● Prompt
From the listing below, extract each line containing the string "Part".

● Records for this exercise

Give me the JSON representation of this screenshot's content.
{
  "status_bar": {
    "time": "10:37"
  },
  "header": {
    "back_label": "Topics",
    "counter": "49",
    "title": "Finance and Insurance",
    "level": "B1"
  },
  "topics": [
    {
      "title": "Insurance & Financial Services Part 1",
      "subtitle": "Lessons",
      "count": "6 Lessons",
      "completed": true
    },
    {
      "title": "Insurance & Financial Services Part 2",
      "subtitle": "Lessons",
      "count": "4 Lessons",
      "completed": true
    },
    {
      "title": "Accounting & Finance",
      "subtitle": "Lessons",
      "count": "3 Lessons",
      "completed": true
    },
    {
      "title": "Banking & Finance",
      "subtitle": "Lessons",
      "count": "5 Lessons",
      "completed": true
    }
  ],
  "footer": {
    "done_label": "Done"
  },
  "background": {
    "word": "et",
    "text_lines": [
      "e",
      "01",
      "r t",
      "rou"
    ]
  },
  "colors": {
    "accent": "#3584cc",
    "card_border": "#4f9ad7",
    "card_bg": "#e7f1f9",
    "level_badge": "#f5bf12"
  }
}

● Problem solution
      "title": "Insurance & Financial Services Part 1",
      "title": "Insurance & Financial Services Part 2",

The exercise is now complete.